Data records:
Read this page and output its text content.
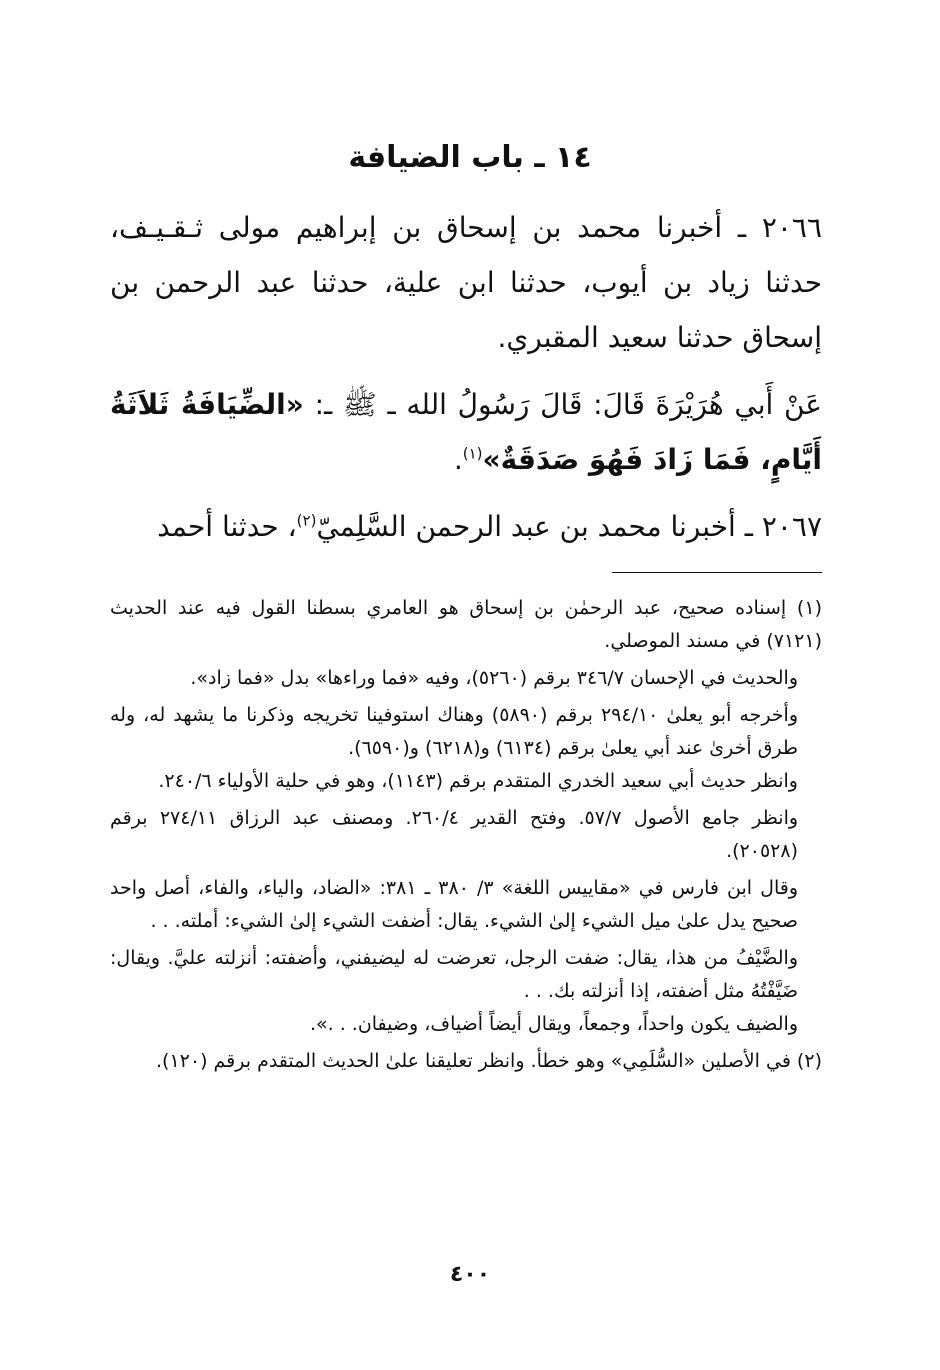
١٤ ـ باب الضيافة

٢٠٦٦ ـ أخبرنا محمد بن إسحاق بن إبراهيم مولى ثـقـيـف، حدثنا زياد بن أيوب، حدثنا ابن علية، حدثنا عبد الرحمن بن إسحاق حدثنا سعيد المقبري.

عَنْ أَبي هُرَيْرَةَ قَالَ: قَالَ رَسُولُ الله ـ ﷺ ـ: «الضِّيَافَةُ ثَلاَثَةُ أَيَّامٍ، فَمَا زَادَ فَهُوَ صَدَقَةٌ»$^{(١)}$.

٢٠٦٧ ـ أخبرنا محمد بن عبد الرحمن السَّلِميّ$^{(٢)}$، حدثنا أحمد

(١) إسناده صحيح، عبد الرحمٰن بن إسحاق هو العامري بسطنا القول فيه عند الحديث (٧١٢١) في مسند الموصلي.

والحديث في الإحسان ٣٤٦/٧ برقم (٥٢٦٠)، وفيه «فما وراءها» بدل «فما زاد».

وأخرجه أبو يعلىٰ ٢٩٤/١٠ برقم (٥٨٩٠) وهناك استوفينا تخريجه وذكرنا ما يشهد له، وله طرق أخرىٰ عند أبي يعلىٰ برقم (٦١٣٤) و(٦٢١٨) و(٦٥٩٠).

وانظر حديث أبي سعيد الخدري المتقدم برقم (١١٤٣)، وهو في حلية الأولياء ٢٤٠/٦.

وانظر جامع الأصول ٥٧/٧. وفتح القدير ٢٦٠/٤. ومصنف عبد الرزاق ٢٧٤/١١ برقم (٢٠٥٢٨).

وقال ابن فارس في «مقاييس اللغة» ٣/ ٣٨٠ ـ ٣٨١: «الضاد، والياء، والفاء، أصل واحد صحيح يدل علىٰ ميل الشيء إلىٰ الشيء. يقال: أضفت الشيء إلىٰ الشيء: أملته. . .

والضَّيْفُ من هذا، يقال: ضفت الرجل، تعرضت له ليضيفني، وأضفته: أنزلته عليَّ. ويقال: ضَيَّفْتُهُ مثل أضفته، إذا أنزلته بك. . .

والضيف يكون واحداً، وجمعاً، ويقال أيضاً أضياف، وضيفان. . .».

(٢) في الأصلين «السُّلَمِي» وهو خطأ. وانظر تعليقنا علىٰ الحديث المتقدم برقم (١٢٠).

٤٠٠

...

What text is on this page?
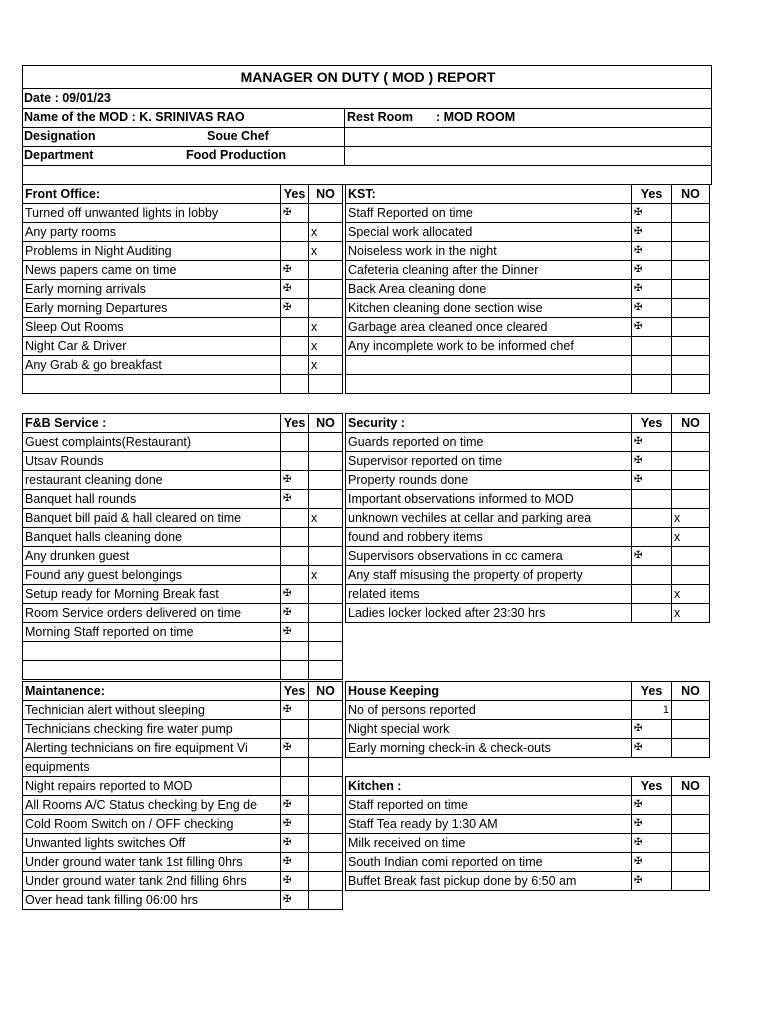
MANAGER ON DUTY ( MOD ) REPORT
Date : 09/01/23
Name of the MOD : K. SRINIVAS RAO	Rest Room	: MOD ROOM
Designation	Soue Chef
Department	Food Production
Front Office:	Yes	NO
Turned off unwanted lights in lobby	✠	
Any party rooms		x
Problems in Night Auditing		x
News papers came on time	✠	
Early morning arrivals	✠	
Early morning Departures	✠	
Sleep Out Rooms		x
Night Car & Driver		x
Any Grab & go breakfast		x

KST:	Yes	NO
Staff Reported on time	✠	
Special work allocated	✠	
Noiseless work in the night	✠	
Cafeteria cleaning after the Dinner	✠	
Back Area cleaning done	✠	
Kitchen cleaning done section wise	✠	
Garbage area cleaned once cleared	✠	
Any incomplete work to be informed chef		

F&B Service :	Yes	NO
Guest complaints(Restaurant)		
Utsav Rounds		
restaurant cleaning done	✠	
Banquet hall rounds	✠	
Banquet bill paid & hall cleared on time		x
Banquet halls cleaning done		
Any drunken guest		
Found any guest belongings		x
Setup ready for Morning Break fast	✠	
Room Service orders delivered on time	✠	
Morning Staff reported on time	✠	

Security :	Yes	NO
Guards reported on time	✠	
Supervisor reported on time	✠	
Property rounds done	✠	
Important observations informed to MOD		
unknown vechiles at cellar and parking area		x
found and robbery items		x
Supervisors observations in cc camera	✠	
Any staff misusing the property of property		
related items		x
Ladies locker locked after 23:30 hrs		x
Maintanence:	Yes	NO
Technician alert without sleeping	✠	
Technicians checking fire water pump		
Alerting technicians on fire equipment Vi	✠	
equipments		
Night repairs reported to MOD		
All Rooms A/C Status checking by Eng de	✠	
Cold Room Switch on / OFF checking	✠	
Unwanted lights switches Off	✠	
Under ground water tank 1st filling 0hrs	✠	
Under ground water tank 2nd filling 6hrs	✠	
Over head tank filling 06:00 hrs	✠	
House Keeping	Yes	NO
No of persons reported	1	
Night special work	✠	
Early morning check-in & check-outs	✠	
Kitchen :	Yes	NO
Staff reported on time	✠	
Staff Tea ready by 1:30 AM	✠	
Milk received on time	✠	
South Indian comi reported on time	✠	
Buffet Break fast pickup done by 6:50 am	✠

• [Given task]: Copy all lines from the entries that contain the word "tank".

• [Result of this exercise]:
Under ground water tank 1st filling 0hrs	✠	
Under ground water tank 2nd filling 6hrs	✠	
Over head tank filling 06:00 hrs	✠	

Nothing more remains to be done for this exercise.